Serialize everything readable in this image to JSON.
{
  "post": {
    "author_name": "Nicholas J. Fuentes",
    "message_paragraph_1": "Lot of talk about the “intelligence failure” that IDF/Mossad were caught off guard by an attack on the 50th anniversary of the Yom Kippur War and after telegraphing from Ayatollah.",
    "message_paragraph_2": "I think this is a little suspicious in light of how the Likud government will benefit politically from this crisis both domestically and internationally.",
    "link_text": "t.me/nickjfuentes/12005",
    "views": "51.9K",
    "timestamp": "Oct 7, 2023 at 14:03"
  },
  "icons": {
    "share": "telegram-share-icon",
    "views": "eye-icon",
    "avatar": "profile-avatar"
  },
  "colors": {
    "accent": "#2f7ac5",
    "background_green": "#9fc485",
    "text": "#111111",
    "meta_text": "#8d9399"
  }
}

※ ※ ※

**AIM**:
Select every line in the material above where the string "this" occurs, and copy it.

**ANSWER IN FULL**:
Serialize everything readable in this image to JSON.
    "message_paragraph_2": "I think this is a little suspicious in light of how the Likud government will benefit politically from this crisis both domestically and internationally.",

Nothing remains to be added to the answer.